● Input material:
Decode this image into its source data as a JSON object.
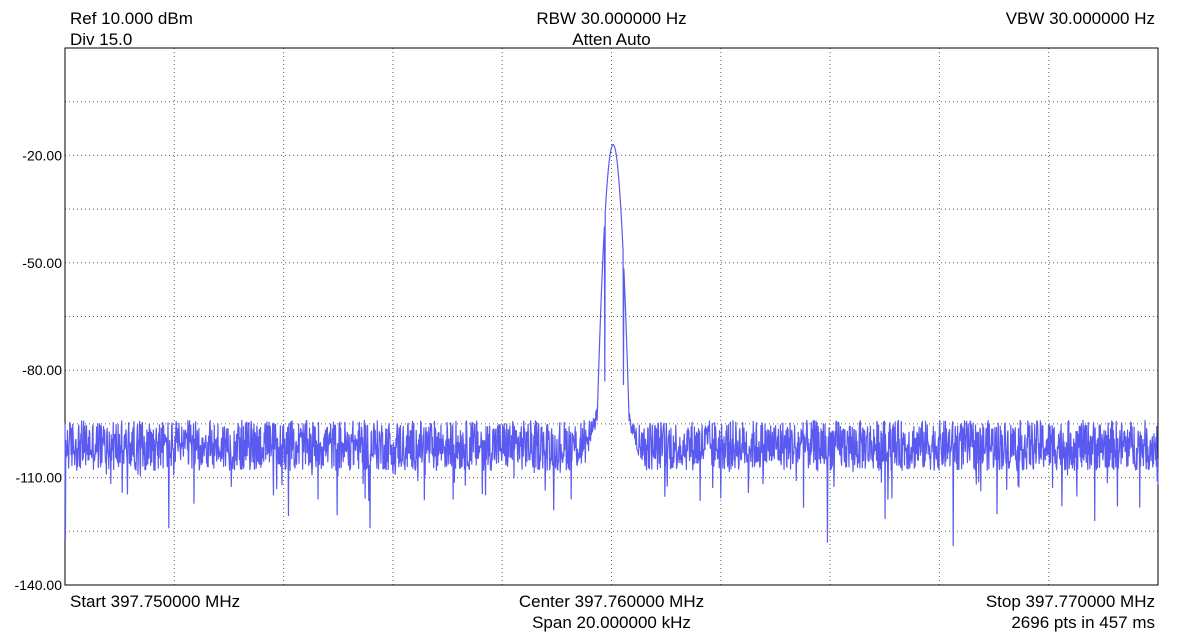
{
  "header": {
    "ref": "Ref 10.000 dBm",
    "div": "Div 15.0",
    "rbw": "RBW 30.000000 Hz",
    "atten": "Atten Auto",
    "vbw": "VBW 30.000000 Hz"
  },
  "footer": {
    "start": "Start 397.750000 MHz",
    "center": "Center 397.760000 MHz",
    "span": "Span 20.000000 kHz",
    "stop": "Stop 397.770000 MHz",
    "points": "2696 pts in 457 ms"
  },
  "colors": {
    "trace": "#5a5af0",
    "grid": "#606060",
    "frame": "#000000"
  },
  "chart_data": {
    "type": "line",
    "title": "",
    "xlabel": "",
    "ylabel": "",
    "x_unit": "MHz",
    "y_unit": "dBm",
    "xlim": [
      397.75,
      397.77
    ],
    "ylim": [
      -140,
      10
    ],
    "x_divisions": 10,
    "y_divisions": 10,
    "grid": true,
    "ytick_labels": [
      {
        "value": -20,
        "label": "-20.00"
      },
      {
        "value": -50,
        "label": "-50.00"
      },
      {
        "value": -80,
        "label": "-80.00"
      },
      {
        "value": -110,
        "label": "-110.00"
      },
      {
        "value": -140,
        "label": "-140.00"
      }
    ],
    "series": [
      {
        "points_count": 2696,
        "noise_floor_dbm": -101,
        "peak": {
          "x": 397.76003,
          "y": -17
        },
        "notable_points": [
          {
            "x": 397.75001,
            "y": -127
          },
          {
            "x": 397.7519,
            "y": -124
          },
          {
            "x": 397.75558,
            "y": -124
          },
          {
            "x": 397.7571,
            "y": -116
          },
          {
            "x": 397.75894,
            "y": -119
          },
          {
            "x": 397.75988,
            "y": -83
          },
          {
            "x": 397.76003,
            "y": -17
          },
          {
            "x": 397.76022,
            "y": -84
          },
          {
            "x": 397.76395,
            "y": -128
          },
          {
            "x": 397.76625,
            "y": -129
          },
          {
            "x": 397.76884,
            "y": -122
          },
          {
            "x": 397.77,
            "y": -112
          }
        ]
      }
    ]
  }
}
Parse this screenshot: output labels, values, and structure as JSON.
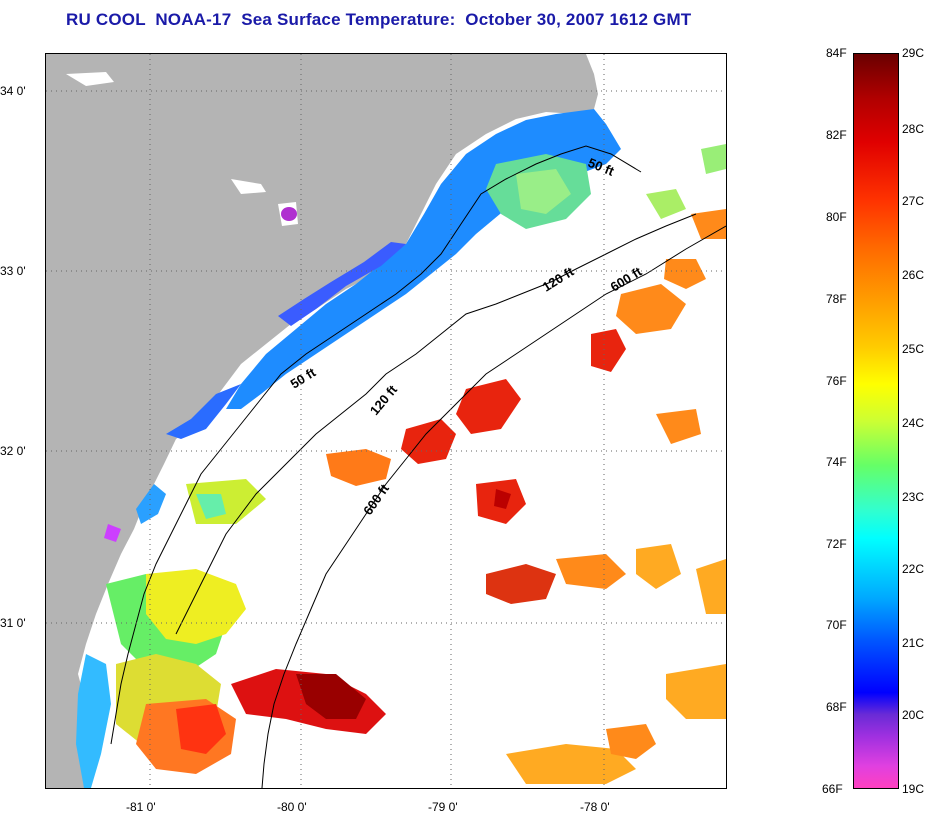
{
  "title": "RU COOL  NOAA-17  Sea Surface Temperature:  October 30, 2007 1612 GMT",
  "map": {
    "lat_ticks": [
      "34 0'",
      "33 0'",
      "32 0'",
      "31 0'"
    ],
    "lon_ticks": [
      "-81 0'",
      "-80 0'",
      "-79 0'",
      "-78 0'"
    ],
    "contour_labels": [
      "50 ft",
      "120 ft",
      "600 ft",
      "50 ft",
      "120 ft",
      "600 ft"
    ],
    "colors": {
      "land": "#b4b4b4",
      "no_data": "#ffffff"
    }
  },
  "colorbar": {
    "fahrenheit": [
      "84F",
      "82F",
      "80F",
      "78F",
      "76F",
      "74F",
      "72F",
      "70F",
      "68F",
      "66F"
    ],
    "celsius": [
      "29C",
      "28C",
      "27C",
      "26C",
      "25C",
      "24C",
      "23C",
      "22C",
      "21C",
      "20C",
      "19C"
    ]
  }
}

● Job: Leave out every picture and copy verbatim the lines running from the line containing "Parse this screenshot: output" through the final line of the data.

● Response for this exercise:
Parse this screenshot: output labels, values, and structure as JSON.
{
  "title": "RU COOL  NOAA-17  Sea Surface Temperature:  October 30, 2007 1612 GMT",
  "map": {
    "lat_ticks": [
      "34 0'",
      "33 0'",
      "32 0'",
      "31 0'"
    ],
    "lon_ticks": [
      "-81 0'",
      "-80 0'",
      "-79 0'",
      "-78 0'"
    ],
    "contour_labels": [
      "50 ft",
      "120 ft",
      "600 ft",
      "50 ft",
      "120 ft",
      "600 ft"
    ],
    "colors": {
      "land": "#b4b4b4",
      "no_data": "#ffffff"
    }
  },
  "colorbar": {
    "fahrenheit": [
      "84F",
      "82F",
      "80F",
      "78F",
      "76F",
      "74F",
      "72F",
      "70F",
      "68F",
      "66F"
    ],
    "celsius": [
      "29C",
      "28C",
      "27C",
      "26C",
      "25C",
      "24C",
      "23C",
      "22C",
      "21C",
      "20C",
      "19C"
    ]
  }
}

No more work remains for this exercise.